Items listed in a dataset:
* * * *
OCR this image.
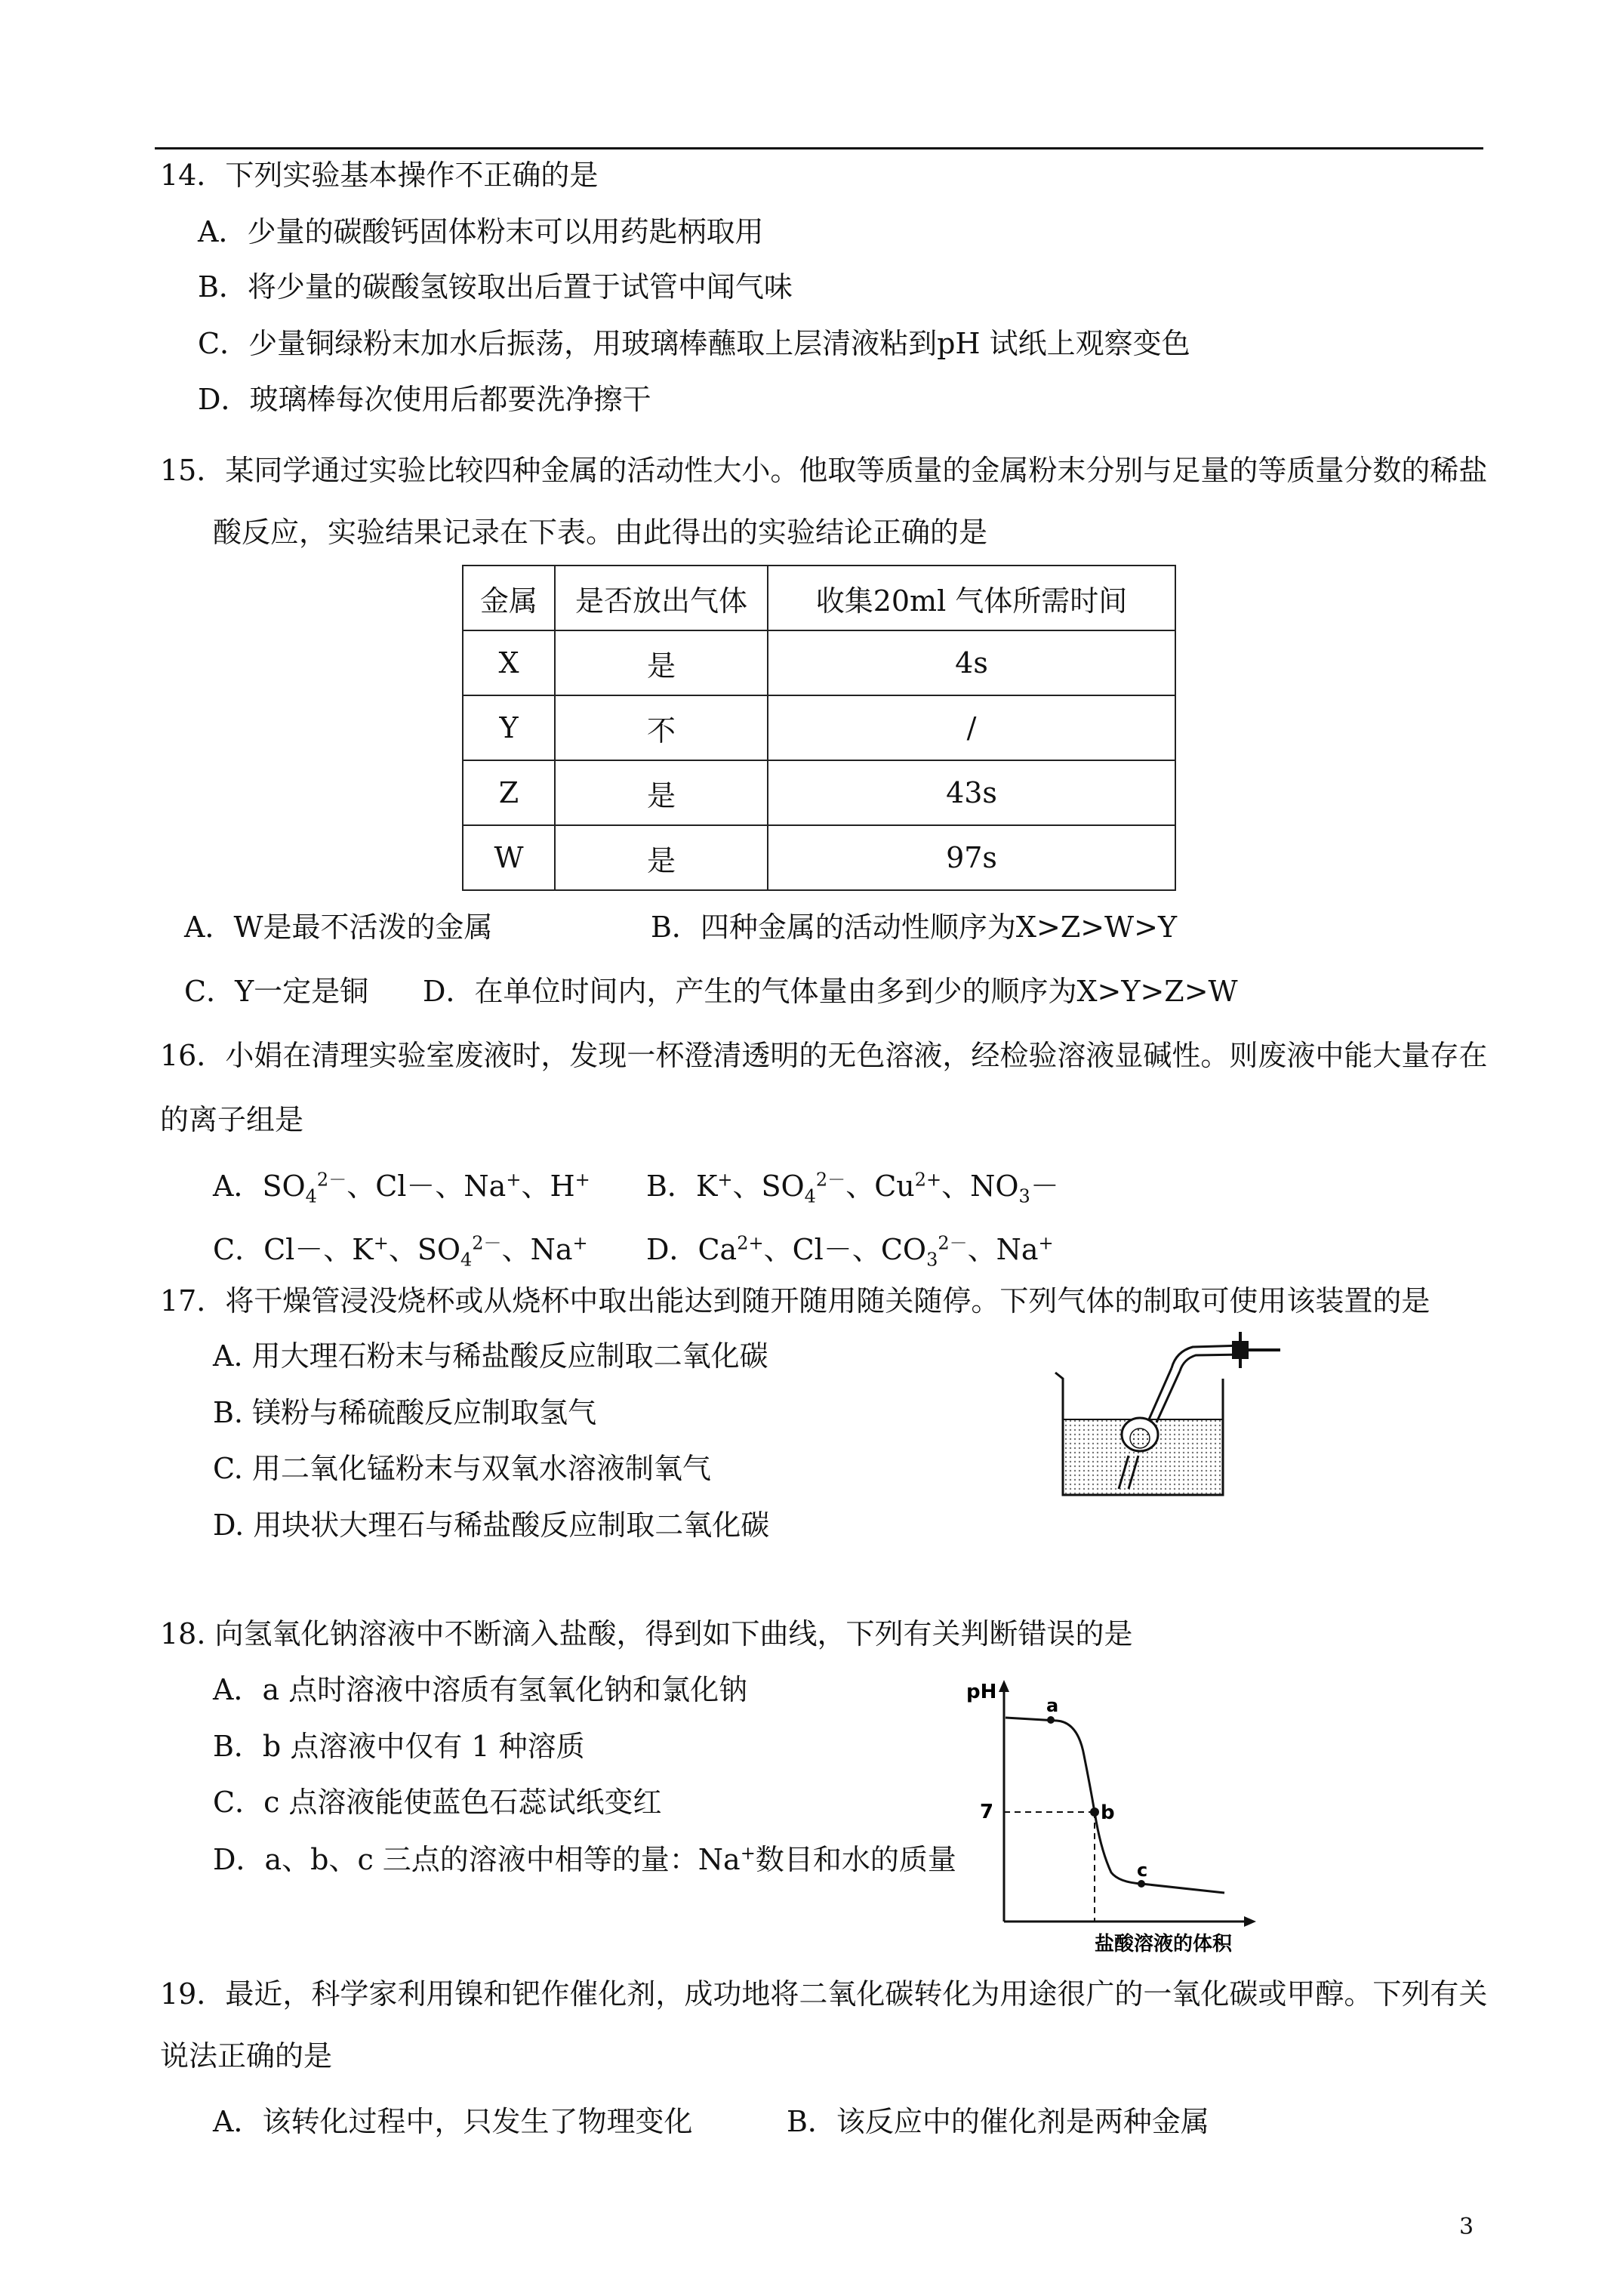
14．下列实验基本操作不正确的是
A．少量的碳酸钙固体粉末可以用药匙柄取用
B．将少量的碳酸氢铵取出后置于试管中闻气味
C．少量铜绿粉末加水后振荡，用玻璃棒蘸取上层清液粘到pH 试纸上观察变色
D．玻璃棒每次使用后都要洗净擦干
15．某同学通过实验比较四种金属的活动性大小。他取等质量的金属粉末分别与足量的等质量分数的稀盐
酸反应，实验结果记录在下表。由此得出的实验结论正确的是
金属	是否放出气体	收集20ml 气体所需时间
X	是	4s
Y	不	/
Z	是	43s
W	是	97s
A．W是最不活泼的金属	B．四种金属的活动性顺序为X>Z>W>Y
C．Y一定是铜 D．在单位时间内，产生的气体量由多到少的顺序为X>Y>Z>W
16．小娟在清理实验室废液时，发现一杯澄清透明的无色溶液，经检验溶液显碱性。则废液中能大量存在
的离子组是
A．$SO_4^{2-}$、Cl－、Na+、H+ B．K+、$SO_4^{2-}$、$Cu^{2+}$、$NO_3-$
C．Cl－、K+、$SO_4^{2-}$、Na+ D．$Ca^{2+}$、Cl－、$CO_3^{2-}$、Na+
17．将干燥管浸没烧杯或从烧杯中取出能达到随开随用随关随停。下列气体的制取可使用该装置的是
A. 用大理石粉末与稀盐酸反应制取二氧化碳
B. 镁粉与稀硫酸反应制取氢气
C. 用二氧化锰粉末与双氧水溶液制氧气
D. 用块状大理石与稀盐酸反应制取二氧化碳
18. 向氢氧化钠溶液中不断滴入盐酸，得到如下曲线，下列有关判断错误的是
A．a 点时溶液中溶质有氢氧化钠和氯化钠
B．b 点溶液中仅有 1 种溶质
C．c 点溶液能使蓝色石蕊试纸变红
D．a、b、c 三点的溶液中相等的量：Na+数目和水的质量
pH
7
a
b
c
盐酸溶液的体积
19．最近，科学家利用镍和钯作催化剂，成功地将二氧化碳转化为用途很广的一氧化碳或甲醇。下列有关
说法正确的是
A．该转化过程中，只发生了物理变化	B．该反应中的催化剂是两种金属
3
* * * *
__YOUR OBJECTIVE__: What comes back should match the records exactly, minus any pictures.

__SOLUTION__:
OCR this image.
14．下列实验基本操作不正确的是
A．少量的碳酸钙固体粉末可以用药匙柄取用
B．将少量的碳酸氢铵取出后置于试管中闻气味
C．少量铜绿粉末加水后振荡，用玻璃棒蘸取上层清液粘到pH 试纸上观察变色
D．玻璃棒每次使用后都要洗净擦干
15．某同学通过实验比较四种金属的活动性大小。他取等质量的金属粉末分别与足量的等质量分数的稀盐
酸反应，实验结果记录在下表。由此得出的实验结论正确的是
金属	是否放出气体	收集20ml 气体所需时间
X	是	4s
Y	不	/
Z	是	43s
W	是	97s
A．W是最不活泼的金属	B．四种金属的活动性顺序为X>Z>W>Y
C．Y一定是铜 D．在单位时间内，产生的气体量由多到少的顺序为X>Y>Z>W
16．小娟在清理实验室废液时，发现一杯澄清透明的无色溶液，经检验溶液显碱性。则废液中能大量存在
的离子组是
A．$SO_4^{2-}$、Cl－、Na+、H+ B．K+、$SO_4^{2-}$、$Cu^{2+}$、$NO_3-$
C．Cl－、K+、$SO_4^{2-}$、Na+ D．$Ca^{2+}$、Cl－、$CO_3^{2-}$、Na+
17．将干燥管浸没烧杯或从烧杯中取出能达到随开随用随关随停。下列气体的制取可使用该装置的是
A. 用大理石粉末与稀盐酸反应制取二氧化碳
B. 镁粉与稀硫酸反应制取氢气
C. 用二氧化锰粉末与双氧水溶液制氧气
D. 用块状大理石与稀盐酸反应制取二氧化碳
18. 向氢氧化钠溶液中不断滴入盐酸，得到如下曲线，下列有关判断错误的是
A．a 点时溶液中溶质有氢氧化钠和氯化钠
B．b 点溶液中仅有 1 种溶质
C．c 点溶液能使蓝色石蕊试纸变红
D．a、b、c 三点的溶液中相等的量：Na+数目和水的质量
pH
7
a
b
c
盐酸溶液的体积
19．最近，科学家利用镍和钯作催化剂，成功地将二氧化碳转化为用途很广的一氧化碳或甲醇。下列有关
说法正确的是
A．该转化过程中，只发生了物理变化	B．该反应中的催化剂是两种金属
3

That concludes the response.